Your objective: Below is a block of records; return all of them exactly, but without the images.

** begin **

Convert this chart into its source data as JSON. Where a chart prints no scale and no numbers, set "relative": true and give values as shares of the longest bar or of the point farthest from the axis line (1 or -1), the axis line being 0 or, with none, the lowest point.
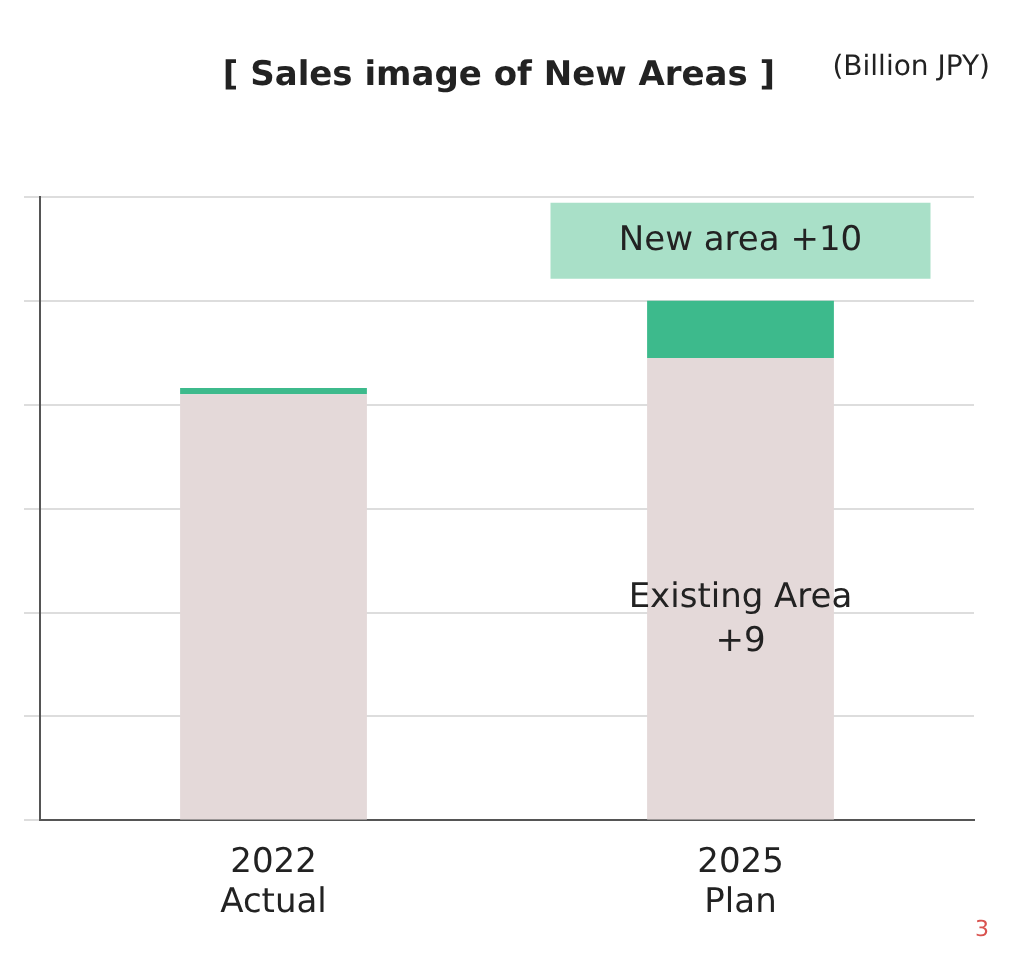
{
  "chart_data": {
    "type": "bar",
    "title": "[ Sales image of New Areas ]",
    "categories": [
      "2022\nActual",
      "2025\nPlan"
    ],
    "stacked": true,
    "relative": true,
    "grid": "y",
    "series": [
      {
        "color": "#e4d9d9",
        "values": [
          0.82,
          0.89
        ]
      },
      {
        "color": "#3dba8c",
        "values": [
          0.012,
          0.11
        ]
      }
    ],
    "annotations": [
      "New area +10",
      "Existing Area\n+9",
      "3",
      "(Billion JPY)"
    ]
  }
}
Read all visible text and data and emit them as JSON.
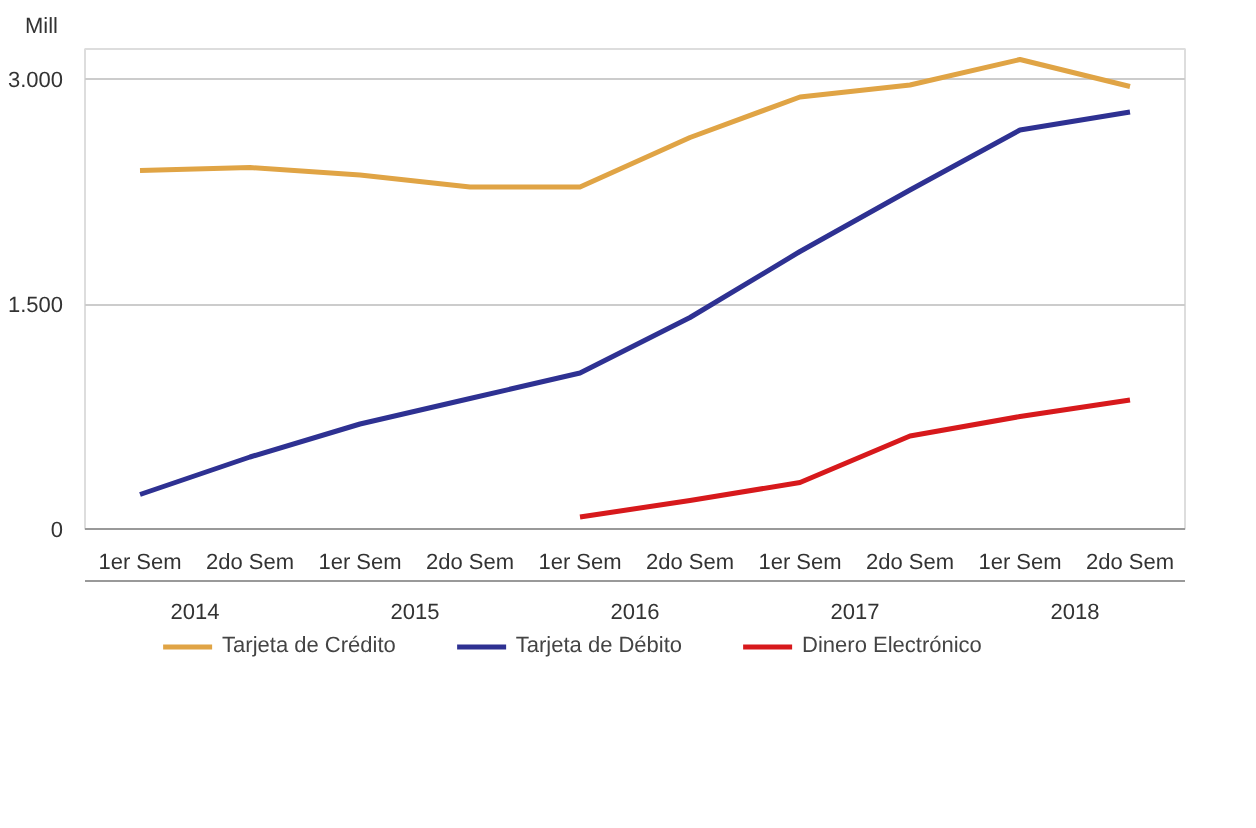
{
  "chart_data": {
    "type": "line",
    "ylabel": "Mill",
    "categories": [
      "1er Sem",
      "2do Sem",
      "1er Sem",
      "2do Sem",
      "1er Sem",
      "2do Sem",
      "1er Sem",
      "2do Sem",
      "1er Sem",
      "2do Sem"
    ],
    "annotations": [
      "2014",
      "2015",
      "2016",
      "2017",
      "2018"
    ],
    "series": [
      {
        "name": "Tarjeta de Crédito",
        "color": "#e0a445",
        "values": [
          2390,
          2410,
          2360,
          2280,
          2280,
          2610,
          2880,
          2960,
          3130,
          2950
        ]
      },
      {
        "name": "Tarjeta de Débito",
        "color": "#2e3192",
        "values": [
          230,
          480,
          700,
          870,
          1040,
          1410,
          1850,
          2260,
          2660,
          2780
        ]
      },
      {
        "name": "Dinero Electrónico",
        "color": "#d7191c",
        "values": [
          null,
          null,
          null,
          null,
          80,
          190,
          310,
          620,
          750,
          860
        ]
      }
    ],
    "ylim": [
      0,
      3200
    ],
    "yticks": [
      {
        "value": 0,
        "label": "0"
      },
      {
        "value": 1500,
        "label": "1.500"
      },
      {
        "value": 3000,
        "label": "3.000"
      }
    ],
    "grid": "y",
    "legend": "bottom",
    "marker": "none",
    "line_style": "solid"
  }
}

** end **

Task response:
Convert this chart into its source data as JSON. Where a chart prints no scale and no numbers, set "relative": true and give values as shares of the longest bar or of the point farthest from the axis line (1 or -1), the axis line being 0 or, with none, the lowest point.
{
  "chart_data": {
    "type": "bar",
    "title": "[ Sales image of New Areas ]",
    "categories": [
      "2022\nActual",
      "2025\nPlan"
    ],
    "stacked": true,
    "relative": true,
    "grid": "y",
    "series": [
      {
        "color": "#e4d9d9",
        "values": [
          0.82,
          0.89
        ]
      },
      {
        "color": "#3dba8c",
        "values": [
          0.012,
          0.11
        ]
      }
    ],
    "annotations": [
      "New area +10",
      "Existing Area\n+9",
      "3",
      "(Billion JPY)"
    ]
  }
}
Read all visible text and data and emit them as JSON.
{
  "chart_data": {
    "type": "line",
    "ylabel": "Mill",
    "categories": [
      "1er Sem",
      "2do Sem",
      "1er Sem",
      "2do Sem",
      "1er Sem",
      "2do Sem",
      "1er Sem",
      "2do Sem",
      "1er Sem",
      "2do Sem"
    ],
    "annotations": [
      "2014",
      "2015",
      "2016",
      "2017",
      "2018"
    ],
    "series": [
      {
        "name": "Tarjeta de Crédito",
        "color": "#e0a445",
        "values": [
          2390,
          2410,
          2360,
          2280,
          2280,
          2610,
          2880,
          2960,
          3130,
          2950
        ]
      },
      {
        "name": "Tarjeta de Débito",
        "color": "#2e3192",
        "values": [
          230,
          480,
          700,
          870,
          1040,
          1410,
          1850,
          2260,
          2660,
          2780
        ]
      },
      {
        "name": "Dinero Electrónico",
        "color": "#d7191c",
        "values": [
          null,
          null,
          null,
          null,
          80,
          190,
          310,
          620,
          750,
          860
        ]
      }
    ],
    "ylim": [
      0,
      3200
    ],
    "yticks": [
      {
        "value": 0,
        "label": "0"
      },
      {
        "value": 1500,
        "label": "1.500"
      },
      {
        "value": 3000,
        "label": "3.000"
      }
    ],
    "grid": "y",
    "legend": "bottom",
    "marker": "none",
    "line_style": "solid"
  }
}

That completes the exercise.